— START Information supplied —

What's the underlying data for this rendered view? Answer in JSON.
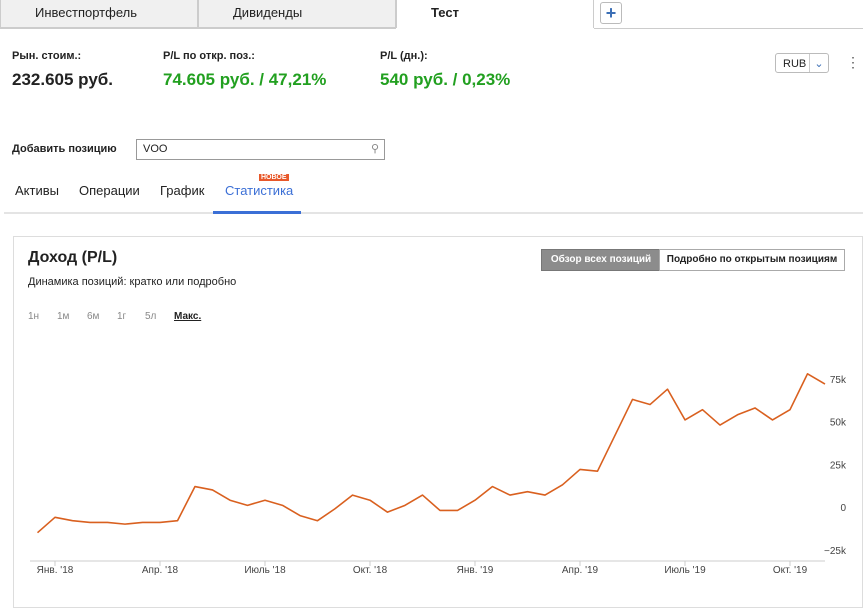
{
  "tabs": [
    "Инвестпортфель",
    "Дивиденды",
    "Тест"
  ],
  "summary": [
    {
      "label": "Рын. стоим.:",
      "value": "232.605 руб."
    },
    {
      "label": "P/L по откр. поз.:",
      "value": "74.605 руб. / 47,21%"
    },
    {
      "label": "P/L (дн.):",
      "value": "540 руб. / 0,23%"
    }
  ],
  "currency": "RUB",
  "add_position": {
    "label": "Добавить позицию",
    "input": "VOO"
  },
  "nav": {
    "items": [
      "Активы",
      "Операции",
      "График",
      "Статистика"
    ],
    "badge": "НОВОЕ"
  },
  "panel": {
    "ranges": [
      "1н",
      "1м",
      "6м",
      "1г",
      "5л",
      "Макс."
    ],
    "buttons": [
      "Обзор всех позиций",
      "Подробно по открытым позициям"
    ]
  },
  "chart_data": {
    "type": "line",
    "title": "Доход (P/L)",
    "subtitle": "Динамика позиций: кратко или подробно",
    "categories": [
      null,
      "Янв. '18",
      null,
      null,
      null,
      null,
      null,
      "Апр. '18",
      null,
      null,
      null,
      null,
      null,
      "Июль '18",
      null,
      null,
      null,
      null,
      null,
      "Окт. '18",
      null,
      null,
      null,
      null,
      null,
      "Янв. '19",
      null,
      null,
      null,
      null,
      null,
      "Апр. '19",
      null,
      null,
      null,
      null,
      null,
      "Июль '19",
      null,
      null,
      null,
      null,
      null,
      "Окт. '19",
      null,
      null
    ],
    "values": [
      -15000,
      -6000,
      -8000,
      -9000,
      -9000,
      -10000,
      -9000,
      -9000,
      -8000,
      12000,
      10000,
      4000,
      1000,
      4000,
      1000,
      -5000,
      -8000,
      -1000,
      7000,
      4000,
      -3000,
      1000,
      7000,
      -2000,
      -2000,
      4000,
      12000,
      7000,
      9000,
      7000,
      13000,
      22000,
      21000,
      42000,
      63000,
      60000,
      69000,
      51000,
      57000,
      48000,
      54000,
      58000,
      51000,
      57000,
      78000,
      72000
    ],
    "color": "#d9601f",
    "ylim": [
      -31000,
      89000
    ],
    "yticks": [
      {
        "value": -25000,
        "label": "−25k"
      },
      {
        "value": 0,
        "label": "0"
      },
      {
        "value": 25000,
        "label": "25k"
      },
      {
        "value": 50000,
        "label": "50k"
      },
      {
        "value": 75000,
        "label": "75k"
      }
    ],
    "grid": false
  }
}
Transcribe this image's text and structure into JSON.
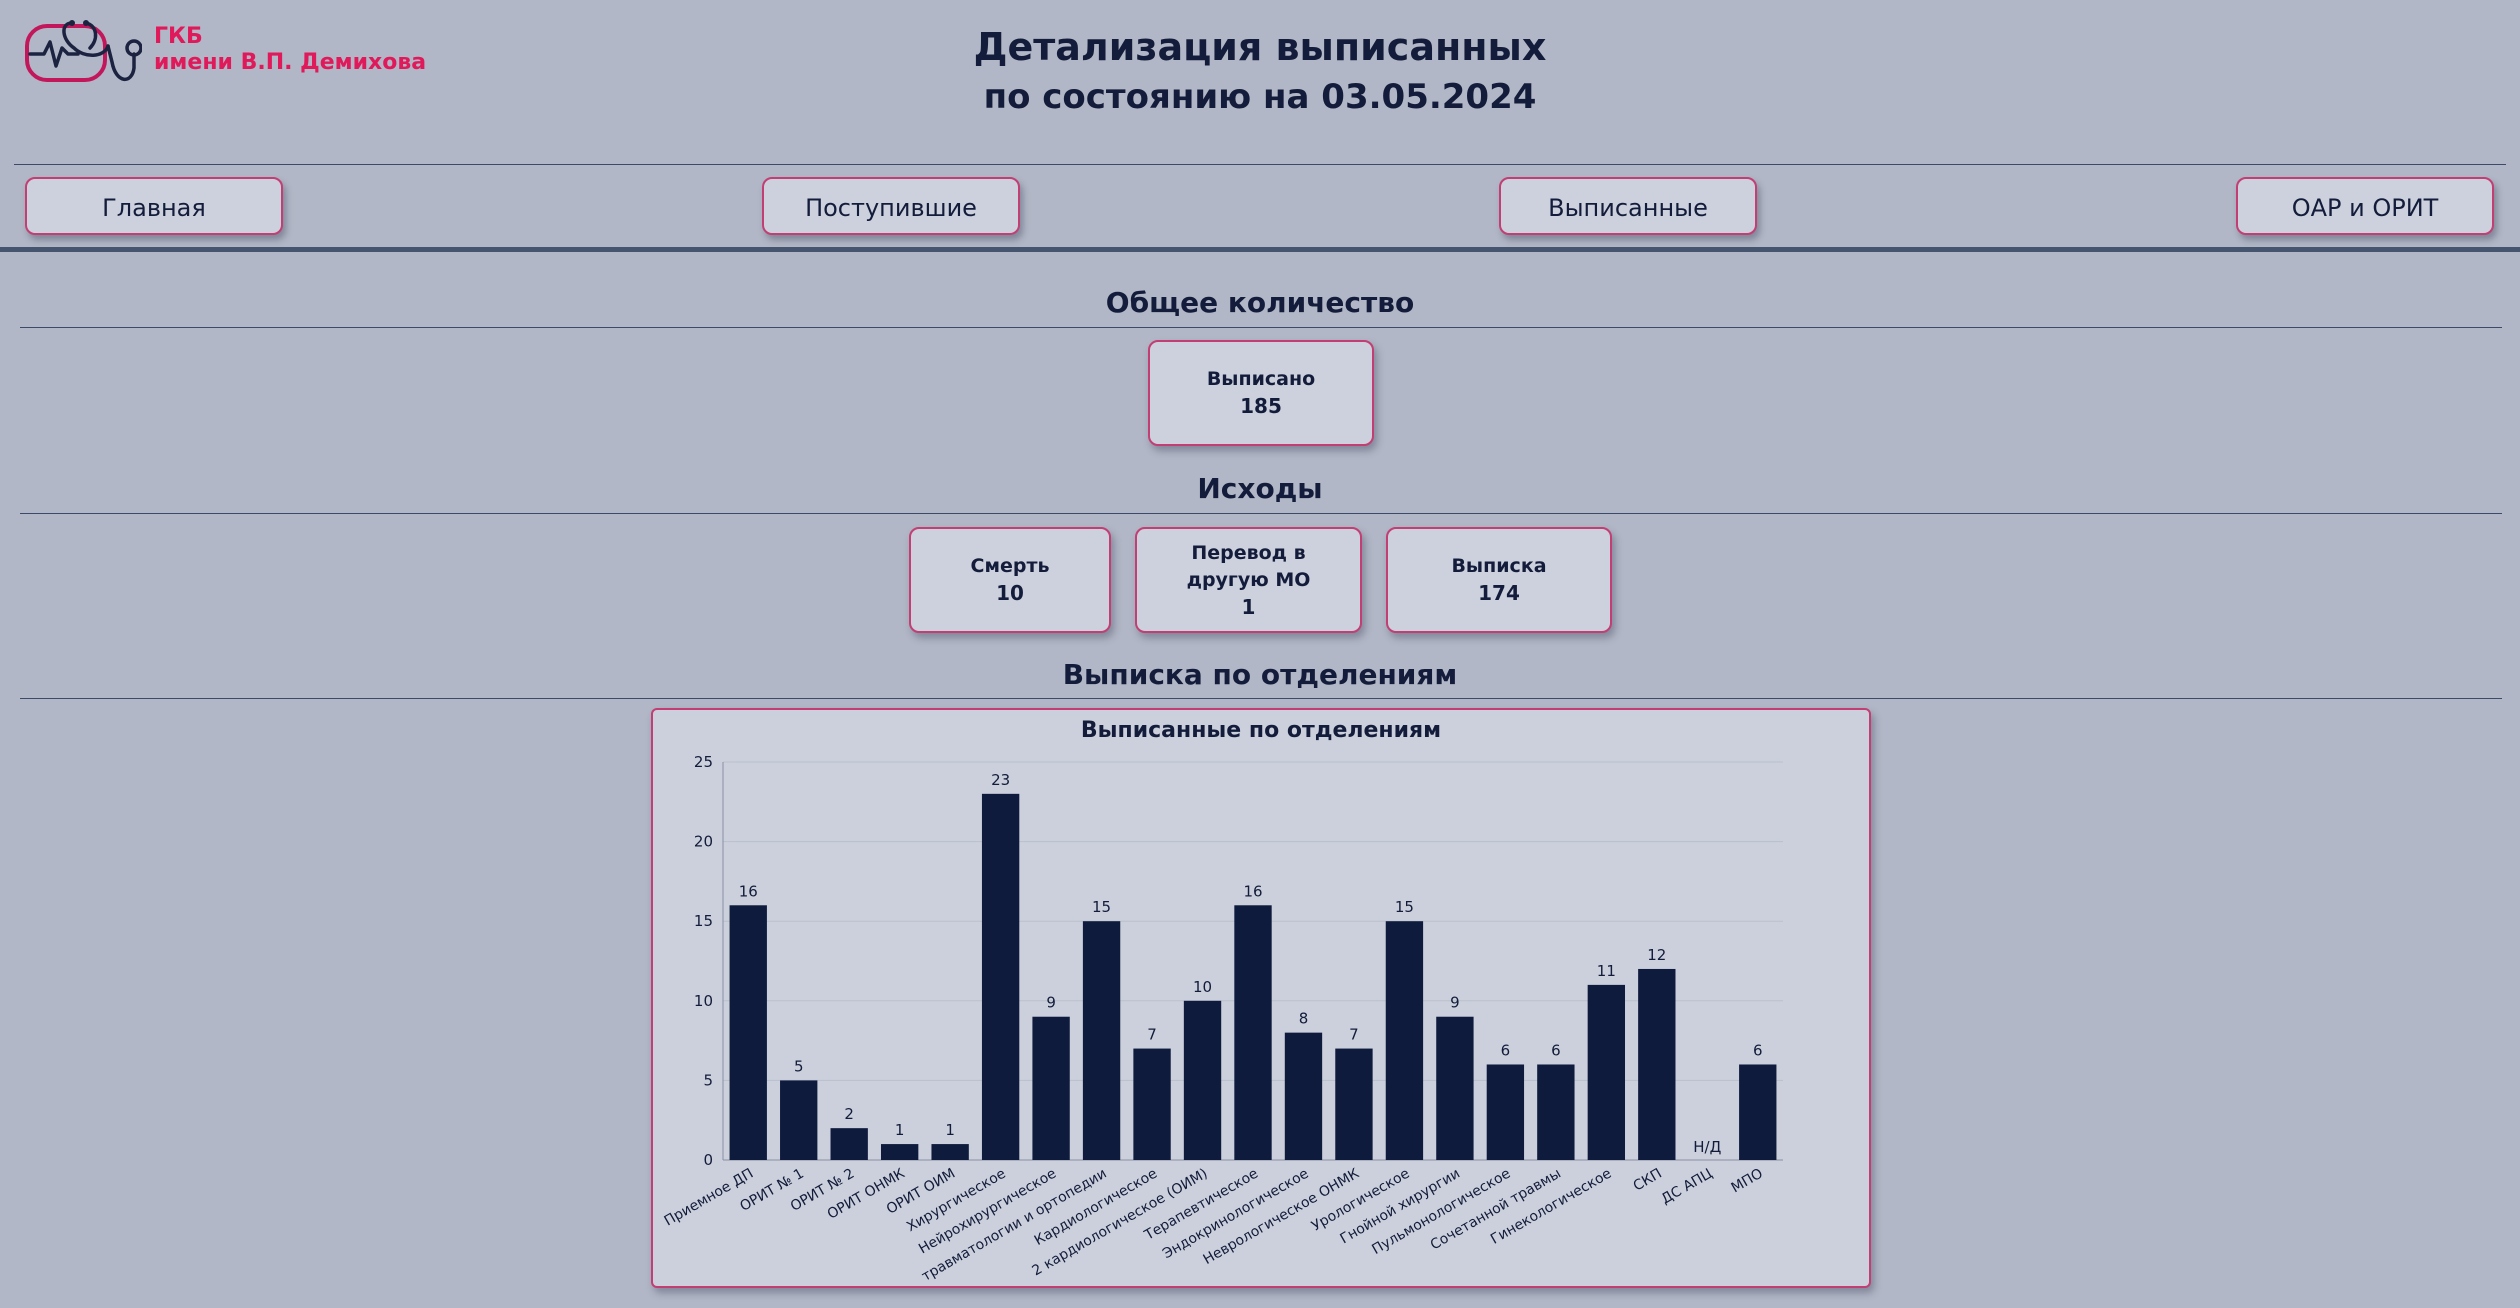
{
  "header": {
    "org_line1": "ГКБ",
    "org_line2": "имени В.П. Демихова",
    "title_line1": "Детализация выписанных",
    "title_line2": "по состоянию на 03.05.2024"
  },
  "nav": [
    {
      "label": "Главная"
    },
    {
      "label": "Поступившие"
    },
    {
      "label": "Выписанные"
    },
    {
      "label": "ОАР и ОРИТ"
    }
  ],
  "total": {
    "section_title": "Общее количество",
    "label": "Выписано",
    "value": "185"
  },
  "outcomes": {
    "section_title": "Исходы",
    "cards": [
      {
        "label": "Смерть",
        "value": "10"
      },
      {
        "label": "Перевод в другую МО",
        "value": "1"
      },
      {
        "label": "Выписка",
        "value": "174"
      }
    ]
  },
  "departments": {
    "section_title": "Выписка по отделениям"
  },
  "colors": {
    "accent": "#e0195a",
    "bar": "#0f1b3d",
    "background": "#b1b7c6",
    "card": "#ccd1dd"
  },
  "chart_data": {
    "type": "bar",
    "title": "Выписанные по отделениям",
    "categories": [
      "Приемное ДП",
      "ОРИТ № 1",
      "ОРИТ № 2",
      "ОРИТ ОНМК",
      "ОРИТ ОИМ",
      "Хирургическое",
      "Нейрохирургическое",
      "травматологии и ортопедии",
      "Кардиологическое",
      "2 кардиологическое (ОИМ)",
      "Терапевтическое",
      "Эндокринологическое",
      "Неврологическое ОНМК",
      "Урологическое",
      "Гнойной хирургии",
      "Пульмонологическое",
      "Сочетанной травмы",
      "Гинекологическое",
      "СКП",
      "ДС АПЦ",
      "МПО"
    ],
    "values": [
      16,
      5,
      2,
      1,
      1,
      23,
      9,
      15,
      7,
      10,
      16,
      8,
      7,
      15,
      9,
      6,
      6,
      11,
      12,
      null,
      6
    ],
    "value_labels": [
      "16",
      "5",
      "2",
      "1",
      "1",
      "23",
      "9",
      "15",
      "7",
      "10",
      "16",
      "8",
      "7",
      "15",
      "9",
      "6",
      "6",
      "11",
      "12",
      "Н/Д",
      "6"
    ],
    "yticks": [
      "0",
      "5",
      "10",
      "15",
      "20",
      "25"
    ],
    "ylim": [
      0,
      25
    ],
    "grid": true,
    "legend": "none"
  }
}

— END Information supplied —
— START Information supplied —

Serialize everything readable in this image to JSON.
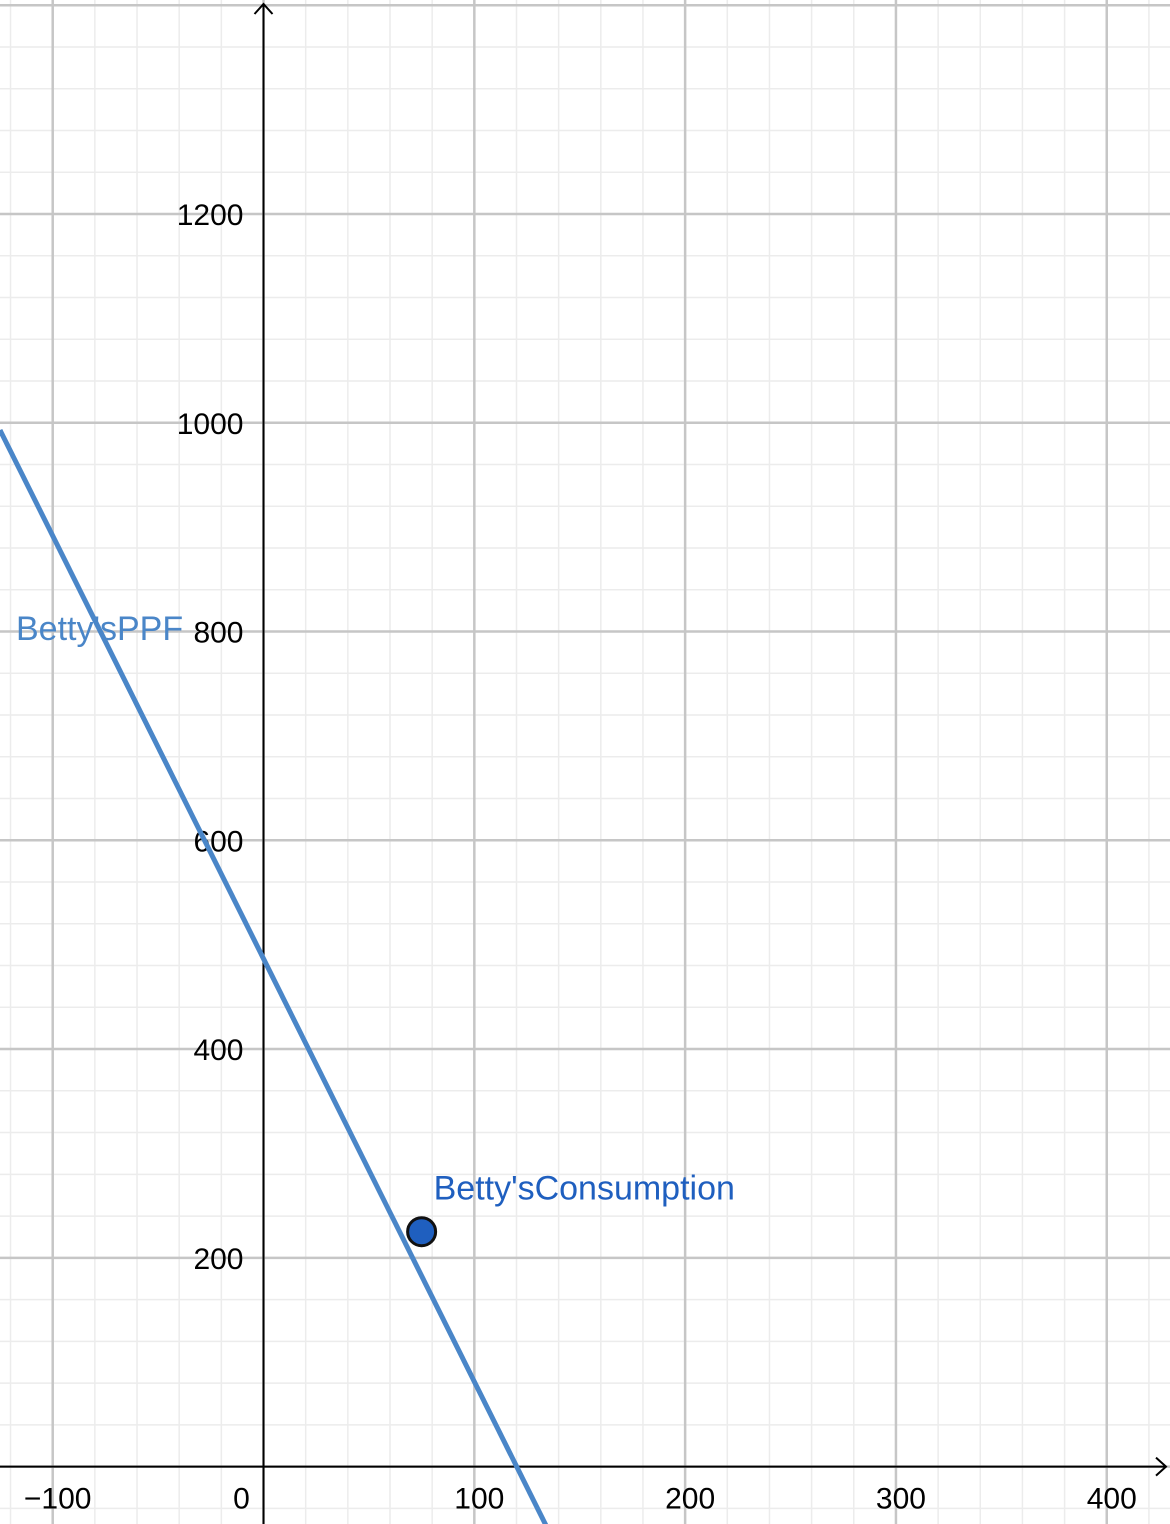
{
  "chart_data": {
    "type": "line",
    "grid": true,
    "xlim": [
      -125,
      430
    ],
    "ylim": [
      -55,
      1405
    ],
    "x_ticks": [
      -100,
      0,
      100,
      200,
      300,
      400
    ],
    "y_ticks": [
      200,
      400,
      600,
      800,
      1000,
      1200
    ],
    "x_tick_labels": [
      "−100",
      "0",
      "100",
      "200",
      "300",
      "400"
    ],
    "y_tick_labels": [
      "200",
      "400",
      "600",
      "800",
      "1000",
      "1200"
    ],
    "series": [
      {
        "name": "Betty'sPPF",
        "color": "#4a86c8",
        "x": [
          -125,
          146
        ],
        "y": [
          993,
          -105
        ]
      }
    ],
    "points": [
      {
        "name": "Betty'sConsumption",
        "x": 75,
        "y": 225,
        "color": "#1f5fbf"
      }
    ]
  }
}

— END Information supplied —

Exercise directions.
Keep only the lines that hold the string "image", and copy them out.

Reply.
Transcribe this image's text and structure into JSON.
Serialize everything readable in this image to JSON.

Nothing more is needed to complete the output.